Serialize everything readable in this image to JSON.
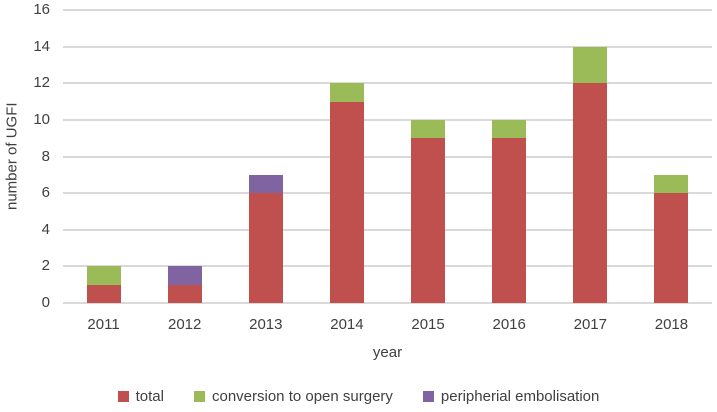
{
  "chart_data": {
    "type": "bar",
    "stacked": true,
    "title": "",
    "xlabel": "year",
    "ylabel": "number of UGFI",
    "categories": [
      "2011",
      "2012",
      "2013",
      "2014",
      "2015",
      "2016",
      "2017",
      "2018"
    ],
    "series": [
      {
        "name": "total",
        "color": "#c0504d",
        "values": [
          1,
          1,
          6,
          11,
          9,
          9,
          12,
          6
        ]
      },
      {
        "name": "conversion to open surgery",
        "color": "#9bbb59",
        "values": [
          1,
          0,
          0,
          1,
          1,
          1,
          2,
          1
        ]
      },
      {
        "name": "peripherial embolisation",
        "color": "#8064a2",
        "values": [
          0,
          1,
          1,
          0,
          0,
          0,
          0,
          0
        ]
      }
    ],
    "ylim": [
      0,
      16
    ],
    "ytick_step": 2,
    "yticks": [
      0,
      2,
      4,
      6,
      8,
      10,
      12,
      14,
      16
    ],
    "grid": true,
    "legend_position": "bottom"
  },
  "colors": {
    "background": "#ffffff",
    "gridline": "#d9d9d9",
    "text": "#404040"
  }
}
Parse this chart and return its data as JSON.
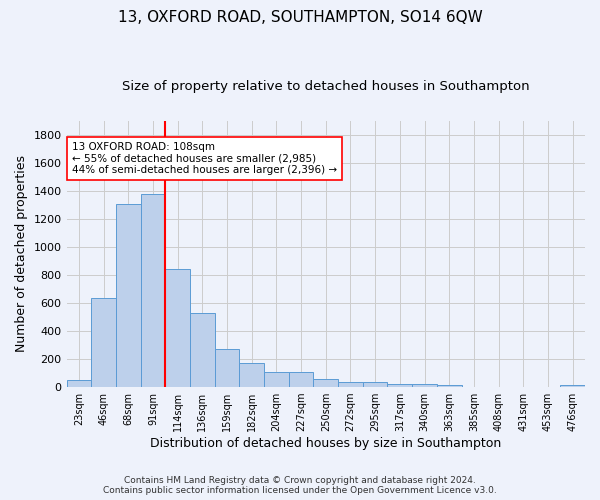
{
  "title": "13, OXFORD ROAD, SOUTHAMPTON, SO14 6QW",
  "subtitle": "Size of property relative to detached houses in Southampton",
  "xlabel": "Distribution of detached houses by size in Southampton",
  "ylabel": "Number of detached properties",
  "categories": [
    "23sqm",
    "46sqm",
    "68sqm",
    "91sqm",
    "114sqm",
    "136sqm",
    "159sqm",
    "182sqm",
    "204sqm",
    "227sqm",
    "250sqm",
    "272sqm",
    "295sqm",
    "317sqm",
    "340sqm",
    "363sqm",
    "385sqm",
    "408sqm",
    "431sqm",
    "453sqm",
    "476sqm"
  ],
  "values": [
    50,
    635,
    1305,
    1375,
    840,
    525,
    275,
    175,
    105,
    105,
    60,
    35,
    35,
    25,
    25,
    15,
    0,
    0,
    0,
    0,
    15
  ],
  "bar_color": "#bdd0eb",
  "bar_edge_color": "#5b9bd5",
  "vline_index": 4,
  "vline_color": "red",
  "annotation_text": "13 OXFORD ROAD: 108sqm\n← 55% of detached houses are smaller (2,985)\n44% of semi-detached houses are larger (2,396) →",
  "annotation_box_color": "white",
  "annotation_box_edge_color": "red",
  "ylim": [
    0,
    1900
  ],
  "yticks": [
    0,
    200,
    400,
    600,
    800,
    1000,
    1200,
    1400,
    1600,
    1800
  ],
  "grid_color": "#cccccc",
  "background_color": "#eef2fb",
  "footnote1": "Contains HM Land Registry data © Crown copyright and database right 2024.",
  "footnote2": "Contains public sector information licensed under the Open Government Licence v3.0.",
  "title_fontsize": 11,
  "subtitle_fontsize": 9.5,
  "xlabel_fontsize": 9,
  "ylabel_fontsize": 9,
  "annotation_fontsize": 7.5,
  "footnote_fontsize": 6.5
}
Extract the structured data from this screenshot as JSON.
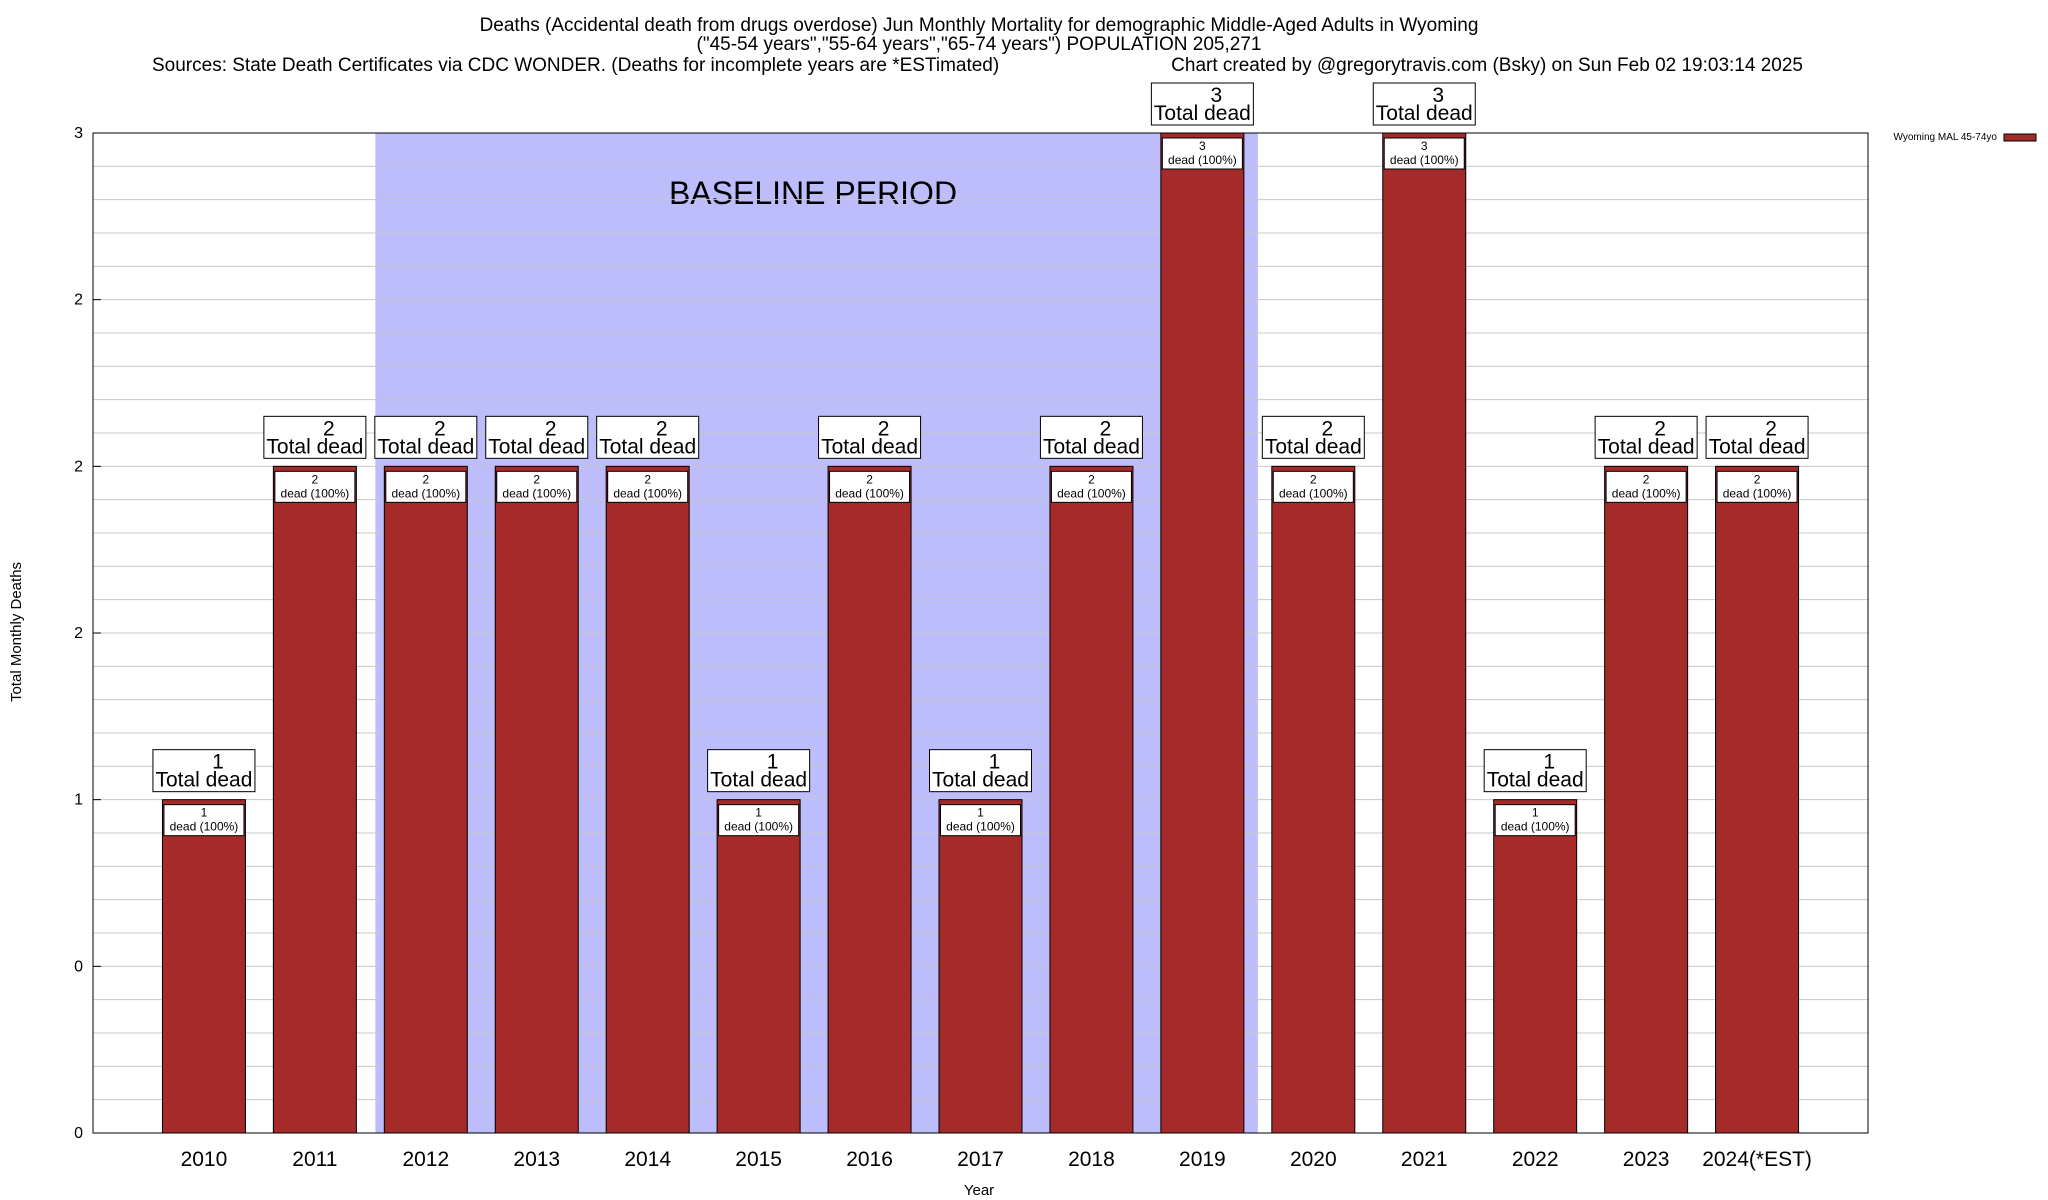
{
  "chart_data": {
    "type": "bar",
    "title_lines": [
      "Deaths (Accidental death from drugs overdose) Jun Monthly Mortality for demographic Middle-Aged Adults in Wyoming",
      "(\"45-54 years\",\"55-64 years\",\"65-74 years\") POPULATION 205,271"
    ],
    "sources_text": "Sources: State Death Certificates via CDC WONDER. (Deaths for incomplete years are *ESTimated)",
    "credit_text": "Chart created by @gregorytravis.com (Bsky) on Sun Feb 02 19:03:14 2025",
    "xlabel": "Year",
    "ylabel": "Total Monthly Deaths",
    "categories": [
      "2010",
      "2011",
      "2012",
      "2013",
      "2014",
      "2015",
      "2016",
      "2017",
      "2018",
      "2019",
      "2020",
      "2021",
      "2022",
      "2023",
      "2024(*EST)"
    ],
    "series": [
      {
        "name": "Wyoming MAL 45-74yo",
        "color": "#a52a2a",
        "values": [
          1,
          2,
          2,
          2,
          2,
          1,
          2,
          1,
          2,
          3,
          2,
          3,
          1,
          2,
          2
        ]
      }
    ],
    "ylim": [
      0,
      3
    ],
    "ytick_values": [
      0,
      0.5,
      1,
      1.5,
      2,
      2.5,
      3
    ],
    "ytick_labels": [
      "0",
      "0",
      "1",
      "2",
      "2",
      "2",
      "3"
    ],
    "grid": true,
    "legend_position": "top-right",
    "bar_total_labels": [
      {
        "value": "1",
        "text": "Total dead"
      },
      {
        "value": "2",
        "text": "Total dead"
      },
      {
        "value": "2",
        "text": "Total dead"
      },
      {
        "value": "2",
        "text": "Total dead"
      },
      {
        "value": "2",
        "text": "Total dead"
      },
      {
        "value": "1",
        "text": "Total dead"
      },
      {
        "value": "2",
        "text": "Total dead"
      },
      {
        "value": "1",
        "text": "Total dead"
      },
      {
        "value": "2",
        "text": "Total dead"
      },
      {
        "value": "3",
        "text": "Total dead"
      },
      {
        "value": "2",
        "text": "Total dead"
      },
      {
        "value": "3",
        "text": "Total dead"
      },
      {
        "value": "1",
        "text": "Total dead"
      },
      {
        "value": "2",
        "text": "Total dead"
      },
      {
        "value": "2",
        "text": "Total dead"
      }
    ],
    "bar_inner_labels": [
      {
        "value": "1",
        "text": "dead (100%)"
      },
      {
        "value": "2",
        "text": "dead (100%)"
      },
      {
        "value": "2",
        "text": "dead (100%)"
      },
      {
        "value": "2",
        "text": "dead (100%)"
      },
      {
        "value": "2",
        "text": "dead (100%)"
      },
      {
        "value": "1",
        "text": "dead (100%)"
      },
      {
        "value": "2",
        "text": "dead (100%)"
      },
      {
        "value": "1",
        "text": "dead (100%)"
      },
      {
        "value": "2",
        "text": "dead (100%)"
      },
      {
        "value": "3",
        "text": "dead (100%)"
      },
      {
        "value": "2",
        "text": "dead (100%)"
      },
      {
        "value": "3",
        "text": "dead (100%)"
      },
      {
        "value": "1",
        "text": "dead (100%)"
      },
      {
        "value": "2",
        "text": "dead (100%)"
      },
      {
        "value": "2",
        "text": "dead (100%)"
      }
    ],
    "baseline_period": {
      "label": "BASELINE PERIOD",
      "start_year": "2012",
      "end_year": "2019",
      "color": "#bdbdfb"
    }
  }
}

■ Stated task
Restate each entry word for word, leaving out any pictures.

■ Task solution
Serialize everything readable in this image to JSON.
{
  "chart_data": {
    "type": "bar",
    "stacked": true,
    "title": "",
    "xlabel": "year",
    "ylabel": "number of UGFI",
    "categories": [
      "2011",
      "2012",
      "2013",
      "2014",
      "2015",
      "2016",
      "2017",
      "2018"
    ],
    "series": [
      {
        "name": "total",
        "color": "#c0504d",
        "values": [
          1,
          1,
          6,
          11,
          9,
          9,
          12,
          6
        ]
      },
      {
        "name": "conversion to open surgery",
        "color": "#9bbb59",
        "values": [
          1,
          0,
          0,
          1,
          1,
          1,
          2,
          1
        ]
      },
      {
        "name": "peripherial embolisation",
        "color": "#8064a2",
        "values": [
          0,
          1,
          1,
          0,
          0,
          0,
          0,
          0
        ]
      }
    ],
    "ylim": [
      0,
      16
    ],
    "ytick_step": 2,
    "yticks": [
      0,
      2,
      4,
      6,
      8,
      10,
      12,
      14,
      16
    ],
    "grid": true,
    "legend_position": "bottom"
  },
  "colors": {
    "background": "#ffffff",
    "gridline": "#d9d9d9",
    "text": "#404040"
  }
}
Parse this chart and return its data as JSON.
{
  "title": "13, OXFORD ROAD, SOUTHAMPTON, SO14 6QW",
  "subtitle": "Size of property relative to detached houses in Southampton",
  "xlabel": "Distribution of detached houses by size in Southampton",
  "ylabel": "Number of detached properties",
  "categories": [
    "23sqm",
    "46sqm",
    "68sqm",
    "91sqm",
    "114sqm",
    "136sqm",
    "159sqm",
    "182sqm",
    "204sqm",
    "227sqm",
    "250sqm",
    "272sqm",
    "295sqm",
    "317sqm",
    "340sqm",
    "363sqm",
    "385sqm",
    "408sqm",
    "431sqm",
    "453sqm",
    "476sqm"
  ],
  "values": [
    50,
    635,
    1305,
    1375,
    840,
    525,
    275,
    175,
    105,
    105,
    60,
    35,
    35,
    25,
    25,
    15,
    0,
    0,
    0,
    0,
    15
  ],
  "bar_color": "#bdd0eb",
  "bar_edge_color": "#5b9bd5",
  "vline_index": 4,
  "vline_color": "red",
  "annotation_text": "13 OXFORD ROAD: 108sqm\n← 55% of detached houses are smaller (2,985)\n44% of semi-detached houses are larger (2,396) →",
  "annotation_box_color": "white",
  "annotation_box_edge_color": "red",
  "ylim": [
    0,
    1900
  ],
  "yticks": [
    0,
    200,
    400,
    600,
    800,
    1000,
    1200,
    1400,
    1600,
    1800
  ],
  "grid_color": "#cccccc",
  "background_color": "#eef2fb",
  "footnote1": "Contains HM Land Registry data © Crown copyright and database right 2024.",
  "footnote2": "Contains public sector information licensed under the Open Government Licence v3.0.",
  "title_fontsize": 11,
  "subtitle_fontsize": 9.5,
  "xlabel_fontsize": 9,
  "ylabel_fontsize": 9,
  "annotation_fontsize": 7.5,
  "footnote_fontsize": 6.5
}
Extract the structured data from this screenshot as JSON.
{
  "chart_data": {
    "type": "bar",
    "title_lines": [
      "Deaths (Accidental death from drugs overdose) Jun Monthly Mortality for demographic Middle-Aged Adults in Wyoming",
      "(\"45-54 years\",\"55-64 years\",\"65-74 years\") POPULATION 205,271"
    ],
    "sources_text": "Sources: State Death Certificates via CDC WONDER. (Deaths for incomplete years are *ESTimated)",
    "credit_text": "Chart created by @gregorytravis.com (Bsky) on Sun Feb 02 19:03:14 2025",
    "xlabel": "Year",
    "ylabel": "Total Monthly Deaths",
    "categories": [
      "2010",
      "2011",
      "2012",
      "2013",
      "2014",
      "2015",
      "2016",
      "2017",
      "2018",
      "2019",
      "2020",
      "2021",
      "2022",
      "2023",
      "2024(*EST)"
    ],
    "series": [
      {
        "name": "Wyoming MAL 45-74yo",
        "color": "#a52a2a",
        "values": [
          1,
          2,
          2,
          2,
          2,
          1,
          2,
          1,
          2,
          3,
          2,
          3,
          1,
          2,
          2
        ]
      }
    ],
    "ylim": [
      0,
      3
    ],
    "ytick_values": [
      0,
      0.5,
      1,
      1.5,
      2,
      2.5,
      3
    ],
    "ytick_labels": [
      "0",
      "0",
      "1",
      "2",
      "2",
      "2",
      "3"
    ],
    "grid": true,
    "legend_position": "top-right",
    "bar_total_labels": [
      {
        "value": "1",
        "text": "Total dead"
      },
      {
        "value": "2",
        "text": "Total dead"
      },
      {
        "value": "2",
        "text": "Total dead"
      },
      {
        "value": "2",
        "text": "Total dead"
      },
      {
        "value": "2",
        "text": "Total dead"
      },
      {
        "value": "1",
        "text": "Total dead"
      },
      {
        "value": "2",
        "text": "Total dead"
      },
      {
        "value": "1",
        "text": "Total dead"
      },
      {
        "value": "2",
        "text": "Total dead"
      },
      {
        "value": "3",
        "text": "Total dead"
      },
      {
        "value": "2",
        "text": "Total dead"
      },
      {
        "value": "3",
        "text": "Total dead"
      },
      {
        "value": "1",
        "text": "Total dead"
      },
      {
        "value": "2",
        "text": "Total dead"
      },
      {
        "value": "2",
        "text": "Total dead"
      }
    ],
    "bar_inner_labels": [
      {
        "value": "1",
        "text": "dead (100%)"
      },
      {
        "value": "2",
        "text": "dead (100%)"
      },
      {
        "value": "2",
        "text": "dead (100%)"
      },
      {
        "value": "2",
        "text": "dead (100%)"
      },
      {
        "value": "2",
        "text": "dead (100%)"
      },
      {
        "value": "1",
        "text": "dead (100%)"
      },
      {
        "value": "2",
        "text": "dead (100%)"
      },
      {
        "value": "1",
        "text": "dead (100%)"
      },
      {
        "value": "2",
        "text": "dead (100%)"
      },
      {
        "value": "3",
        "text": "dead (100%)"
      },
      {
        "value": "2",
        "text": "dead (100%)"
      },
      {
        "value": "3",
        "text": "dead (100%)"
      },
      {
        "value": "1",
        "text": "dead (100%)"
      },
      {
        "value": "2",
        "text": "dead (100%)"
      },
      {
        "value": "2",
        "text": "dead (100%)"
      }
    ],
    "baseline_period": {
      "label": "BASELINE PERIOD",
      "start_year": "2012",
      "end_year": "2019",
      "color": "#bdbdfb"
    }
  }
}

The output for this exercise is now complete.